È tutto vero, ma questo confronto serve innanzitutto a confutare l’assunto iniziale, cioè che tutti i grandi attaccanti abbiano reso mediamente peggio con l’azzurro sulle spalle. E avrai notato che le uniche due eccezioni lo sono in senso letterale: le medie realizzative di Vieri e Toni in campionato sono straordinarie, tanto più perché registrate nell’arco di un’intera carriera. Inzaghi, che in Serie A ha segnato con più frequenza di tutti gli altri nomi menzionati (escluso Vieri), ha comunque segnato di più in Nazionale. Completano l’elenco una serie di nomi legati a un preciso momento storico o a una particolare guida tecnica, come Schillaci, eroe delle Notti Magiche, Chiesa durante il secondo crepuscolare Sacchi, Quagliarella durante il secondo crepuscolare Lippi, o Pellè sotto la guida di Conte, perfettamente integrato nei meccanismi del 3-5-2.

Tutte le strade, in qualche modo, riconducono alla riflessione centrale di questo ragionamento: non esiste nessuna maledizione che grava sulle culle dei futuri numeri nove della Nazionale, e non è neanche vero che la nostra tradizione calcistica è allergica ai centravanti, o incapace di coltivarne. Esistono però dei presupposti necessari perché un attaccante sia messo in condizione di spingere la palla in porta, primo su tutti l’intesa con il commissario tecnico e l’affinità al suo stile di gioco. A questo proposito, non posso fare a meno di notare come quasi tutti i nomi contenuti nella tua domanda (Totti, Del Piero, Inzaghi, Vieri) siano in realtà riferibili allo stesso periodo della storia della Nazionale, quei cinque-sei anni a cavallo tra gli anni Novanta e gli anni Duemila che rappresentano l’apogeo di delusioni e rimpianti per ogni tifoso italiano.

In quegli anni abbiamo alternato diversi allenatori, Cesare Maldini, poi Zoff e soprattutto Trapattoni, e con il senno di poi è doloroso ma doveroso riconoscere che nessuno di questi sia stato in grado di trasmettere alla squadra una spiccata impronta offensiva, o anche solo una parvenza di gioco divertente, a dispetto dei talenti epocali di cui potevano disporre. Erano anni di 5-3-2 e reparti scollati, di fenomeni che non riuscivano a comprendersi, mentre l’opinione pubblica si preoccupava soprattutto di difendere una tradizione catenacciara a cui sentiva di appartenere per eredità genetica. Sono lezioni di cui fare tesoro, perché può darsi che Immobile sia inadeguato al ruolo che ricopre, ma in ogni caso non dipende da lui il rompicapo della siccità realizzativa. Per caso o per fortuna, l’unica persona in grado di risolverlo è un altro grande attaccante che non è mai riuscito a esprimersi con la maglia della Nazionale.

▶ [Attività da svolgere]:
1. Trascrivi il passo del testo sugli attaccanti della Nazionale compreso tra "Tutte le strade, in" e "ogni tifoso italiano.", estremi inclusi.
2. Secondo il testo sugli attaccanti della Nazionale, quali allenatori si alternarono alla guida della squadra negli anni a cavallo tra i Novanta e i Duemila?

[Dati estratti da una raccolta]
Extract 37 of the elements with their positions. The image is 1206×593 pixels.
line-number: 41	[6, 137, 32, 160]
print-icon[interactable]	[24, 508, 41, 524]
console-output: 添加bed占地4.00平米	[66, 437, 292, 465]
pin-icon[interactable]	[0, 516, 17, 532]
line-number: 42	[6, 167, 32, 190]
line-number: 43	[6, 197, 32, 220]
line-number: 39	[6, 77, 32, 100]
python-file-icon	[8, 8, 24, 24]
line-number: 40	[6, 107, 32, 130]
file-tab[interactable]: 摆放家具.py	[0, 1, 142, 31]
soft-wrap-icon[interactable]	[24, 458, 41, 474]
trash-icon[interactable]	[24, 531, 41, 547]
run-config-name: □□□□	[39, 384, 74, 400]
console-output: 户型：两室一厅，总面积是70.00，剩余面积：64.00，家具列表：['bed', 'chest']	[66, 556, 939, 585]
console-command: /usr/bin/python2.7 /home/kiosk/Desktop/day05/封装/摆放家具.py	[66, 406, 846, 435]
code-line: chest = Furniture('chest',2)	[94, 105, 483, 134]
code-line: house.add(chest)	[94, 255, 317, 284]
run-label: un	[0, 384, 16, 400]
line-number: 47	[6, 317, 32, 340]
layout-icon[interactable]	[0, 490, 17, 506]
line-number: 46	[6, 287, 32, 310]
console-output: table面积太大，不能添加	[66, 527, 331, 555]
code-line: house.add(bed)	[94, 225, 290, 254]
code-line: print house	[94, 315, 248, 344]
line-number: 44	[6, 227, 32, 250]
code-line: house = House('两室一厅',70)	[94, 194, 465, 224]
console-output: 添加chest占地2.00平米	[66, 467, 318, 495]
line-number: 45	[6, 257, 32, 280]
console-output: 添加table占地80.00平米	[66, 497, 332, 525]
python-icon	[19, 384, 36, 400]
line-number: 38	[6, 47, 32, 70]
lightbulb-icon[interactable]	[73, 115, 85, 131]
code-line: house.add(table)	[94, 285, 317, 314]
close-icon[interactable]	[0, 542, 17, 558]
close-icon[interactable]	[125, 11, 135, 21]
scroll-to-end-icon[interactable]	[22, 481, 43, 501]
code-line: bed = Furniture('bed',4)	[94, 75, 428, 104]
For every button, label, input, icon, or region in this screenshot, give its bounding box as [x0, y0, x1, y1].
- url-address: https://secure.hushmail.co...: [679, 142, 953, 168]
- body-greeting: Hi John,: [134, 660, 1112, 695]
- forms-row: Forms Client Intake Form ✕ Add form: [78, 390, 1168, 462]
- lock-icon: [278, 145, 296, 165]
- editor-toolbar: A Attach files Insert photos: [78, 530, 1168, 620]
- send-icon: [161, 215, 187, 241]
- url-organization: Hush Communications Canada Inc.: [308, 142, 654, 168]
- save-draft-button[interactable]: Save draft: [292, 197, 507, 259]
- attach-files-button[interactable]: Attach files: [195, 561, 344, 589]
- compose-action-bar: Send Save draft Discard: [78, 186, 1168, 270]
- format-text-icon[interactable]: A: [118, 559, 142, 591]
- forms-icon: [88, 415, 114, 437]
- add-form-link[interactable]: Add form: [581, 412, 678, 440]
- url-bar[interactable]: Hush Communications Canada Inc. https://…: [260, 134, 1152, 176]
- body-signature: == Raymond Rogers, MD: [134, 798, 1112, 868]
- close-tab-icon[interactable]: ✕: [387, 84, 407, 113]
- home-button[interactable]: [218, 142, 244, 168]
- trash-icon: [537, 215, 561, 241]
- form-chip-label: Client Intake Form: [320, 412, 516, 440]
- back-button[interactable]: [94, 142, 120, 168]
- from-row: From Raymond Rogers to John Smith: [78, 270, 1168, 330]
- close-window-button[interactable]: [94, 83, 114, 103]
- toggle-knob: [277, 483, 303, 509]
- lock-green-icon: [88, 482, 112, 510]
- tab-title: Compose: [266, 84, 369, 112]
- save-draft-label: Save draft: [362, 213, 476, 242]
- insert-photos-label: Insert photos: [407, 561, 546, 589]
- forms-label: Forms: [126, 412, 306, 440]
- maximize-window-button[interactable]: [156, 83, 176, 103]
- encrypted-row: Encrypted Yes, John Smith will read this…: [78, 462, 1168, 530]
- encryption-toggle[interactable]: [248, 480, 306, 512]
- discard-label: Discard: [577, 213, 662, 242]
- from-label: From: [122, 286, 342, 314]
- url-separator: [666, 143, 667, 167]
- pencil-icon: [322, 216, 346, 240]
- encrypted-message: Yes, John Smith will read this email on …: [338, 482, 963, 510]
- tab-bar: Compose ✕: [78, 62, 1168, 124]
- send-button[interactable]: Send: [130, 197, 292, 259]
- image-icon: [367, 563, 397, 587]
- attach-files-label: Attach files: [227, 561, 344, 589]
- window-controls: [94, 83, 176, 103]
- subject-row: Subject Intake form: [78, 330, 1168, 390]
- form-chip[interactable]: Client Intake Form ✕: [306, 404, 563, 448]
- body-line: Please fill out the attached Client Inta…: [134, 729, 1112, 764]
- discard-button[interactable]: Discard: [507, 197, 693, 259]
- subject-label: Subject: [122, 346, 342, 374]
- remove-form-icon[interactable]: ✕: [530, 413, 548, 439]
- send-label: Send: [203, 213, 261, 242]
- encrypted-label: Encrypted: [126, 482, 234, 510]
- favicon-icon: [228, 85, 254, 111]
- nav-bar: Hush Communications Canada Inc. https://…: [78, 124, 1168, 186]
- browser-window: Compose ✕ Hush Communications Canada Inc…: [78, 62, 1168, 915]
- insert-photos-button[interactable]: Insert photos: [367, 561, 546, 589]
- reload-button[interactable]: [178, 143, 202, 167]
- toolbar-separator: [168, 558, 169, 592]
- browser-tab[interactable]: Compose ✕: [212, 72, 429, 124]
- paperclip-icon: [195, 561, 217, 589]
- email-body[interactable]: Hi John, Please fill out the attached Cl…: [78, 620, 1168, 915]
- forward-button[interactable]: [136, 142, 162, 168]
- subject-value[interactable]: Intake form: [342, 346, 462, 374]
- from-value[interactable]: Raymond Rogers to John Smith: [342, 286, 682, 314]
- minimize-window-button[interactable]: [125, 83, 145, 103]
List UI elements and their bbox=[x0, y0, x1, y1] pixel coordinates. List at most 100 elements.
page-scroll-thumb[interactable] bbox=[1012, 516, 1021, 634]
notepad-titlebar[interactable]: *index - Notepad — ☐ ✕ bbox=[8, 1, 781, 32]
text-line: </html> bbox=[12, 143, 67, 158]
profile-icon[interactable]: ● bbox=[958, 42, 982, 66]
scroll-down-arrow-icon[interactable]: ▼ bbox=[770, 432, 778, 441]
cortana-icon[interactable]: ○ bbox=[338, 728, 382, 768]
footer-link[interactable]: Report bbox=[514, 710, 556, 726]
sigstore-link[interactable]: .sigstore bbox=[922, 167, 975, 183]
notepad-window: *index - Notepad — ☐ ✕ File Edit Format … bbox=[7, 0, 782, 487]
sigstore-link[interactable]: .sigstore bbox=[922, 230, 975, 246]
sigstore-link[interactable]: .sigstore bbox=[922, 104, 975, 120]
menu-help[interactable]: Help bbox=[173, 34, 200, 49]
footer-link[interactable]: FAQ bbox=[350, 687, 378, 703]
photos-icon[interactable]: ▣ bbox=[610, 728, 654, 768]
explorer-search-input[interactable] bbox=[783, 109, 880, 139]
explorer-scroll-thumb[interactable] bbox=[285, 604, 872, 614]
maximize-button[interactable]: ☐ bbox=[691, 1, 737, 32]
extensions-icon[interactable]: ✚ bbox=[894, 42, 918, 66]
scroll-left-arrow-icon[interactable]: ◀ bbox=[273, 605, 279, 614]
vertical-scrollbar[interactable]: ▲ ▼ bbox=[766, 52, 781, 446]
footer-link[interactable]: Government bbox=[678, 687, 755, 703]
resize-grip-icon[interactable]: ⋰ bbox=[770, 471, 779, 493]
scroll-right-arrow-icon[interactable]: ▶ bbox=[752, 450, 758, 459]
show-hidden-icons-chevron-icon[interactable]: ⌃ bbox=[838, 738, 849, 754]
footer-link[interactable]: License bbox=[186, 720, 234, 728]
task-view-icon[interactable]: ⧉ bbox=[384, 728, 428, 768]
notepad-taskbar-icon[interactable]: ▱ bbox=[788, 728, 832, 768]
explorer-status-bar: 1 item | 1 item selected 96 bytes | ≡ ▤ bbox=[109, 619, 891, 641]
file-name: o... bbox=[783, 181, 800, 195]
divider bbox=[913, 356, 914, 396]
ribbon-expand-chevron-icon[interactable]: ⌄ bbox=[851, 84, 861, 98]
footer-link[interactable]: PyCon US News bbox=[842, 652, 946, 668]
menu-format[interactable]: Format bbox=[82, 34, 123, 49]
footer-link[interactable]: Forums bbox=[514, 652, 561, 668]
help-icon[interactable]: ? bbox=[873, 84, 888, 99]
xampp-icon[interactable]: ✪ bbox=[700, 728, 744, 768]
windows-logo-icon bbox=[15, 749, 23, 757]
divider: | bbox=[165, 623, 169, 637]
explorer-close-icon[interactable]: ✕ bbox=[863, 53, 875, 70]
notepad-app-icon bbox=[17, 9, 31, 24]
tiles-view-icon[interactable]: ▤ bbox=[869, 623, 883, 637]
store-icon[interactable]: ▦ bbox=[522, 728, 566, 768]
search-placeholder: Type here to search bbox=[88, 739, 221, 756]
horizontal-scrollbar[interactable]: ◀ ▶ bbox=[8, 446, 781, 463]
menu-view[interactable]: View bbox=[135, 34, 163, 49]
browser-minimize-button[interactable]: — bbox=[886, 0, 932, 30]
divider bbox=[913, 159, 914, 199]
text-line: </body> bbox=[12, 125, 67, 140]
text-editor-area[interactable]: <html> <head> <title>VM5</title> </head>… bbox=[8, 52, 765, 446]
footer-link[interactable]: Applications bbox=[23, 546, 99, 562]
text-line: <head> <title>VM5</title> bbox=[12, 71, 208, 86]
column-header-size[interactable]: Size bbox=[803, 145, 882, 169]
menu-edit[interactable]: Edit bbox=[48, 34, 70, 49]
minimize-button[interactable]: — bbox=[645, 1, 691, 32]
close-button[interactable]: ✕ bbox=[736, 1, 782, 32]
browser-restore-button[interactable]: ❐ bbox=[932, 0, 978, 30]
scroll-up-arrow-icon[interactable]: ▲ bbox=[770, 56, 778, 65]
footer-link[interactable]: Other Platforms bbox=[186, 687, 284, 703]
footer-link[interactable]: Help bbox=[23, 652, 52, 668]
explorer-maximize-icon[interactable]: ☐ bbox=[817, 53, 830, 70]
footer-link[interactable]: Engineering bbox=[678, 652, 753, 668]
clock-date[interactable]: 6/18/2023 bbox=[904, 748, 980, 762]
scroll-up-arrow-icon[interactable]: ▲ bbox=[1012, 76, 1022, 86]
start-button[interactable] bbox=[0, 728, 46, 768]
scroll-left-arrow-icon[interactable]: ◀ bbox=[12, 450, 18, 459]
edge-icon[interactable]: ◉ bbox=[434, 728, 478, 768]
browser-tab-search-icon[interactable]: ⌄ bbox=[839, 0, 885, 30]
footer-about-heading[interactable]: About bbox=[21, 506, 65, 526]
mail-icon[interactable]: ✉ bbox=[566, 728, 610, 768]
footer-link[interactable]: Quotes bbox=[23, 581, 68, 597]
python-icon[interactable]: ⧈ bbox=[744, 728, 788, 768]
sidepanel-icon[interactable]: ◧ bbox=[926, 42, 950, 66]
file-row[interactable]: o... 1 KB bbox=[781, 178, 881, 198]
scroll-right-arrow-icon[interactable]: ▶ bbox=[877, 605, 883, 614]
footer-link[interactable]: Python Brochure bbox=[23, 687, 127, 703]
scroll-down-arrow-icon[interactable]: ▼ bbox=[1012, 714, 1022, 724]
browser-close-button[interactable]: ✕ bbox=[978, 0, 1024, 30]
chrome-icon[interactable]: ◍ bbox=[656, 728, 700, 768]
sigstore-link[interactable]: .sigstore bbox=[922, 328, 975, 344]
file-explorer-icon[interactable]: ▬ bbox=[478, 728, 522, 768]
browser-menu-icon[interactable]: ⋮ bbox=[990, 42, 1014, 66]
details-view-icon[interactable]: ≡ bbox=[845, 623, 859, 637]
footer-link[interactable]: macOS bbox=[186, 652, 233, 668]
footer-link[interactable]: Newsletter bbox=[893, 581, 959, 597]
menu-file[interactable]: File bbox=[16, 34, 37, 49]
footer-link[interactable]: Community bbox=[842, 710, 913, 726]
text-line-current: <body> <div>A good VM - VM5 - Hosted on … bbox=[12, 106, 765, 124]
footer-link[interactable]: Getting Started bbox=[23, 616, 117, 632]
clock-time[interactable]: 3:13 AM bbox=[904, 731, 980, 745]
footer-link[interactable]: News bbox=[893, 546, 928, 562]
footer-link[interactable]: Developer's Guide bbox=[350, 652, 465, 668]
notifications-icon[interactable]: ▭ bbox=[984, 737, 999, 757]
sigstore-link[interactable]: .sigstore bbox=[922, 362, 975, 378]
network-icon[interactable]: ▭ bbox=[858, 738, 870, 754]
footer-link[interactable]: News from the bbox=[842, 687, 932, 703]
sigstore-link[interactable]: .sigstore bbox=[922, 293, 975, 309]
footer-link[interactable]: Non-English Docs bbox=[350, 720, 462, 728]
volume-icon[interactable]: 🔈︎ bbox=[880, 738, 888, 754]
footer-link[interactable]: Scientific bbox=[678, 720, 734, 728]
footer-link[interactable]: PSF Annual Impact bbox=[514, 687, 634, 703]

▶ [Compiti svolti]:
1.
Tutte le strade, in qualche modo, riconducono alla riflessione centrale di questo ragionamento: non esiste nessuna maledizione che grava sulle culle dei futuri numeri nove della Nazionale, e non è neanche vero che la nostra tradizione calcistica è allergica ai centravanti, o incapace di coltivarne. Esistono però dei presupposti necessari perché un attaccante sia messo in condizione di spingere la palla in porta, primo su tutti l’intesa con il commissario tecnico e l’affinità al suo stile di gioco. A questo proposito, non posso fare a meno di notare come quasi tutti i nomi contenuti nella tua domanda (Totti, Del Piero, Inzaghi, Vieri) siano in realtà riferibili allo stesso periodo della storia della Nazionale, quei cinque-sei anni a cavallo tra gli anni Novanta e gli anni Duemila che rappresentano l’apogeo di delusioni e rimpianti per ogni tifoso italiano.

2. Cesare Maldini, Zoff e Trapattoni.